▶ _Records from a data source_
┌──

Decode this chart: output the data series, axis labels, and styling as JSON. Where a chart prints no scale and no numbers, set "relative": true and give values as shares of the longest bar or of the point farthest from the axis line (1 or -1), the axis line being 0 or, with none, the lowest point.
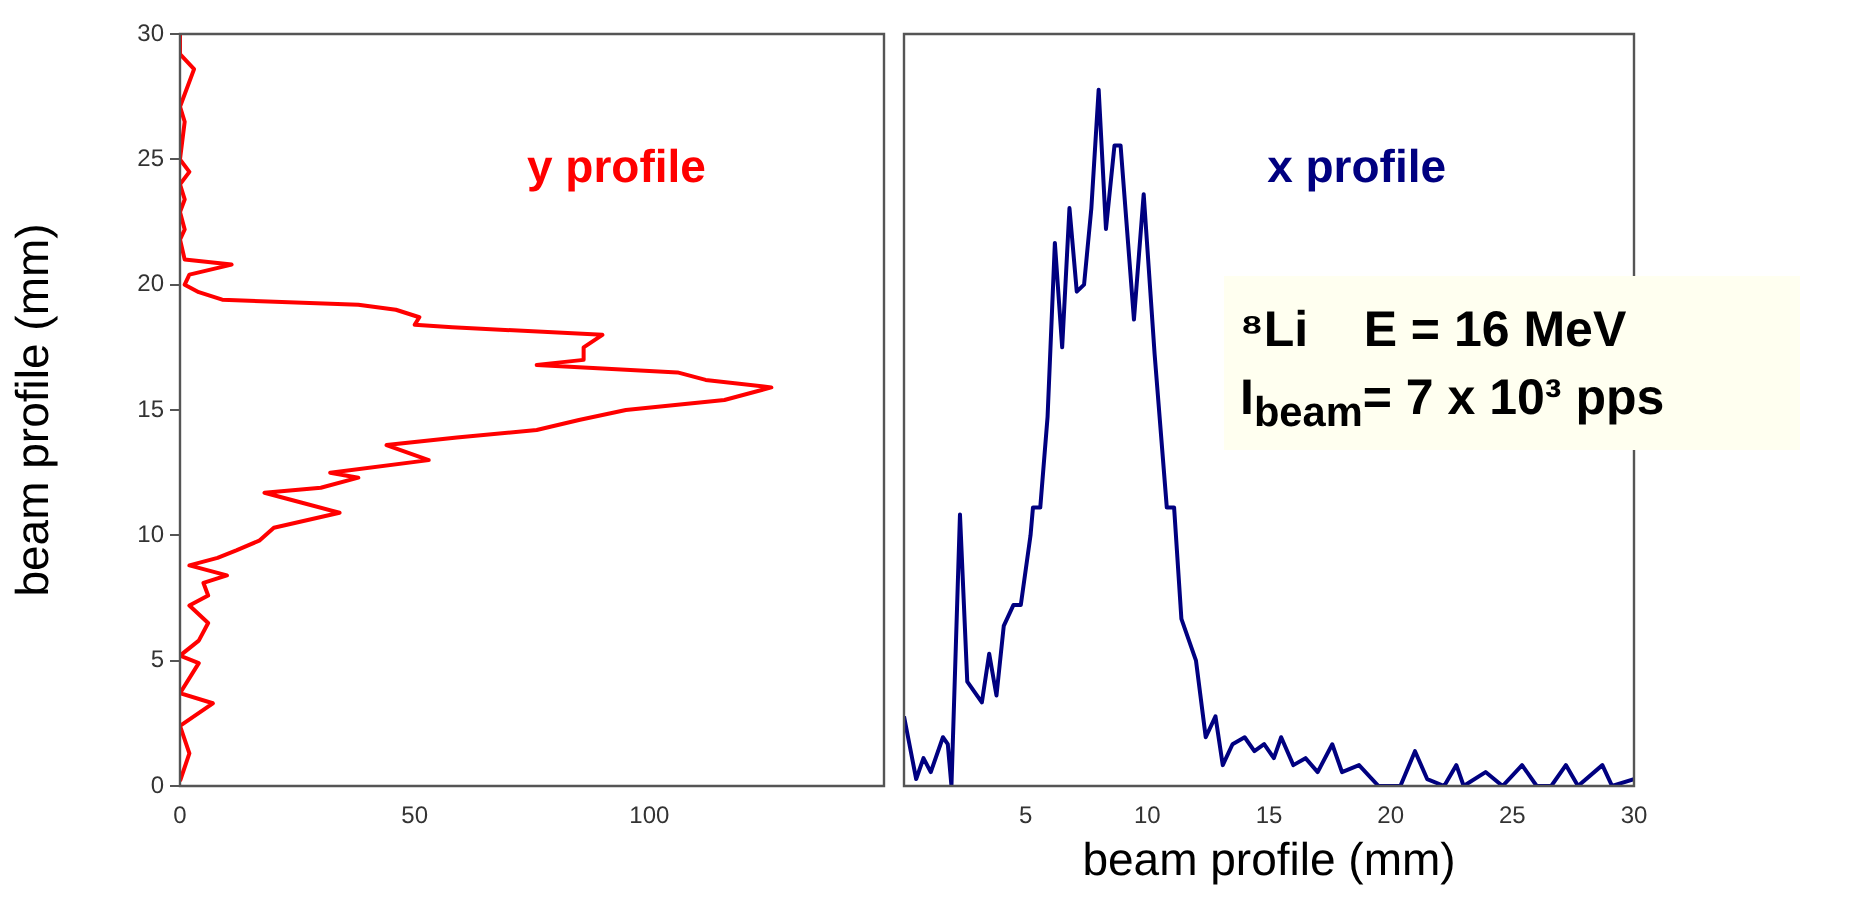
{
  "chart_data": [
    {
      "type": "line",
      "ylabel": "beam profile (mm)",
      "xlim": [
        0,
        150
      ],
      "xticks": [
        0,
        50,
        100
      ],
      "ylim": [
        0,
        30
      ],
      "yticks": [
        0,
        5,
        10,
        15,
        20,
        25,
        30
      ],
      "grid": false,
      "legend": false,
      "marker": "none",
      "series": [
        {
          "name": "y profile",
          "color": "#ff0000",
          "x": [
            0,
            2,
            0,
            7,
            0,
            4,
            0,
            4,
            6,
            2,
            6,
            5,
            10,
            2,
            8,
            12,
            17,
            20,
            34,
            26,
            18,
            30,
            38,
            32,
            53,
            44,
            59,
            76,
            85,
            95,
            116,
            126,
            112,
            106,
            76,
            86,
            86,
            90,
            58,
            50,
            51,
            46,
            38,
            9,
            4,
            1,
            2,
            11,
            1,
            0,
            1,
            0,
            1,
            0,
            2,
            0,
            1,
            0,
            3,
            0,
            0
          ],
          "values": [
            0.2,
            1.3,
            2.4,
            3.3,
            3.7,
            4.9,
            5.2,
            5.8,
            6.5,
            7.2,
            7.6,
            8.1,
            8.4,
            8.8,
            9.1,
            9.4,
            9.8,
            10.3,
            10.9,
            11.3,
            11.7,
            11.9,
            12.3,
            12.5,
            13.0,
            13.6,
            13.9,
            14.2,
            14.6,
            15.0,
            15.4,
            15.9,
            16.2,
            16.5,
            16.8,
            17.0,
            17.5,
            18.0,
            18.3,
            18.4,
            18.7,
            19.0,
            19.2,
            19.4,
            19.7,
            20.0,
            20.4,
            20.8,
            21.0,
            21.8,
            22.2,
            22.9,
            23.4,
            24.0,
            24.5,
            25.0,
            26.5,
            27.1,
            28.6,
            29.2,
            30.0
          ]
        }
      ]
    },
    {
      "type": "line",
      "xlabel": "beam profile (mm)",
      "xlim": [
        0,
        30
      ],
      "xticks": [
        5,
        10,
        15,
        20,
        25,
        30
      ],
      "relative": true,
      "tick_labels": "x",
      "grid": false,
      "legend": false,
      "marker": "none",
      "annotations": [
        "⁸Li    E = 16 MeV",
        "I$_{beam}$= 7 x 10³ pps"
      ],
      "series": [
        {
          "name": "x profile",
          "color": "#000080",
          "x": [
            0,
            0.5,
            0.8,
            1.1,
            1.6,
            1.8,
            1.95,
            2.3,
            2.6,
            3.2,
            3.5,
            3.8,
            4.1,
            4.5,
            4.8,
            5.2,
            5.3,
            5.6,
            5.9,
            6.2,
            6.5,
            6.8,
            7.1,
            7.4,
            7.7,
            8.0,
            8.3,
            8.65,
            8.9,
            9.45,
            9.85,
            10.3,
            10.8,
            11.1,
            11.4,
            12.0,
            12.4,
            12.8,
            13.1,
            13.5,
            14.0,
            14.4,
            14.8,
            15.2,
            15.5,
            16.0,
            16.5,
            17.0,
            17.6,
            18.0,
            18.7,
            19.5,
            20.4,
            21.0,
            21.5,
            22.2,
            22.7,
            23.0,
            23.9,
            24.6,
            25.4,
            26.0,
            26.6,
            27.2,
            27.7,
            28.7,
            29.1,
            30.0
          ],
          "values": [
            0.1,
            0.01,
            0.04,
            0.02,
            0.07,
            0.06,
            0,
            0.39,
            0.15,
            0.12,
            0.19,
            0.13,
            0.23,
            0.26,
            0.26,
            0.36,
            0.4,
            0.4,
            0.53,
            0.78,
            0.63,
            0.83,
            0.71,
            0.72,
            0.83,
            1,
            0.8,
            0.92,
            0.92,
            0.67,
            0.85,
            0.62,
            0.4,
            0.4,
            0.24,
            0.18,
            0.07,
            0.1,
            0.03,
            0.06,
            0.07,
            0.05,
            0.06,
            0.04,
            0.07,
            0.03,
            0.04,
            0.02,
            0.06,
            0.02,
            0.03,
            0,
            0,
            0.05,
            0.01,
            0,
            0.03,
            0,
            0.02,
            0,
            0.03,
            0,
            0,
            0.03,
            0,
            0.03,
            0,
            0.01
          ]
        }
      ]
    }
  ]
}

└──

▶ _The problem_
Omit every picture, and otherwise quote the entries exactly.

▶ _Solution below_
Decode this chart: output the data series, axis labels, and styling as JSON. Where a chart prints no scale and no numbers, set "relative": true and give values as shares of the longest bar or of the point farthest from the axis line (1 or -1), the axis line being 0 or, with none, the lowest point.
{
  "chart_data": [
    {
      "type": "line",
      "ylabel": "beam profile (mm)",
      "xlim": [
        0,
        150
      ],
      "xticks": [
        0,
        50,
        100
      ],
      "ylim": [
        0,
        30
      ],
      "yticks": [
        0,
        5,
        10,
        15,
        20,
        25,
        30
      ],
      "grid": false,
      "legend": false,
      "marker": "none",
      "series": [
        {
          "name": "y profile",
          "color": "#ff0000",
          "x": [
            0,
            2,
            0,
            7,
            0,
            4,
            0,
            4,
            6,
            2,
            6,
            5,
            10,
            2,
            8,
            12,
            17,
            20,
            34,
            26,
            18,
            30,
            38,
            32,
            53,
            44,
            59,
            76,
            85,
            95,
            116,
            126,
            112,
            106,
            76,
            86,
            86,
            90,
            58,
            50,
            51,
            46,
            38,
            9,
            4,
            1,
            2,
            11,
            1,
            0,
            1,
            0,
            1,
            0,
            2,
            0,
            1,
            0,
            3,
            0,
            0
          ],
          "values": [
            0.2,
            1.3,
            2.4,
            3.3,
            3.7,
            4.9,
            5.2,
            5.8,
            6.5,
            7.2,
            7.6,
            8.1,
            8.4,
            8.8,
            9.1,
            9.4,
            9.8,
            10.3,
            10.9,
            11.3,
            11.7,
            11.9,
            12.3,
            12.5,
            13.0,
            13.6,
            13.9,
            14.2,
            14.6,
            15.0,
            15.4,
            15.9,
            16.2,
            16.5,
            16.8,
            17.0,
            17.5,
            18.0,
            18.3,
            18.4,
            18.7,
            19.0,
            19.2,
            19.4,
            19.7,
            20.0,
            20.4,
            20.8,
            21.0,
            21.8,
            22.2,
            22.9,
            23.4,
            24.0,
            24.5,
            25.0,
            26.5,
            27.1,
            28.6,
            29.2,
            30.0
          ]
        }
      ]
    },
    {
      "type": "line",
      "xlabel": "beam profile (mm)",
      "xlim": [
        0,
        30
      ],
      "xticks": [
        5,
        10,
        15,
        20,
        25,
        30
      ],
      "relative": true,
      "tick_labels": "x",
      "grid": false,
      "legend": false,
      "marker": "none",
      "annotations": [
        "⁸Li    E = 16 MeV",
        "I$_{beam}$= 7 x 10³ pps"
      ],
      "series": [
        {
          "name": "x profile",
          "color": "#000080",
          "x": [
            0,
            0.5,
            0.8,
            1.1,
            1.6,
            1.8,
            1.95,
            2.3,
            2.6,
            3.2,
            3.5,
            3.8,
            4.1,
            4.5,
            4.8,
            5.2,
            5.3,
            5.6,
            5.9,
            6.2,
            6.5,
            6.8,
            7.1,
            7.4,
            7.7,
            8.0,
            8.3,
            8.65,
            8.9,
            9.45,
            9.85,
            10.3,
            10.8,
            11.1,
            11.4,
            12.0,
            12.4,
            12.8,
            13.1,
            13.5,
            14.0,
            14.4,
            14.8,
            15.2,
            15.5,
            16.0,
            16.5,
            17.0,
            17.6,
            18.0,
            18.7,
            19.5,
            20.4,
            21.0,
            21.5,
            22.2,
            22.7,
            23.0,
            23.9,
            24.6,
            25.4,
            26.0,
            26.6,
            27.2,
            27.7,
            28.7,
            29.1,
            30.0
          ],
          "values": [
            0.1,
            0.01,
            0.04,
            0.02,
            0.07,
            0.06,
            0,
            0.39,
            0.15,
            0.12,
            0.19,
            0.13,
            0.23,
            0.26,
            0.26,
            0.36,
            0.4,
            0.4,
            0.53,
            0.78,
            0.63,
            0.83,
            0.71,
            0.72,
            0.83,
            1,
            0.8,
            0.92,
            0.92,
            0.67,
            0.85,
            0.62,
            0.4,
            0.4,
            0.24,
            0.18,
            0.07,
            0.1,
            0.03,
            0.06,
            0.07,
            0.05,
            0.06,
            0.04,
            0.07,
            0.03,
            0.04,
            0.02,
            0.06,
            0.02,
            0.03,
            0,
            0,
            0.05,
            0.01,
            0,
            0.03,
            0,
            0.02,
            0,
            0.03,
            0,
            0,
            0.03,
            0,
            0.03,
            0,
            0.01
          ]
        }
      ]
    }
  ]
}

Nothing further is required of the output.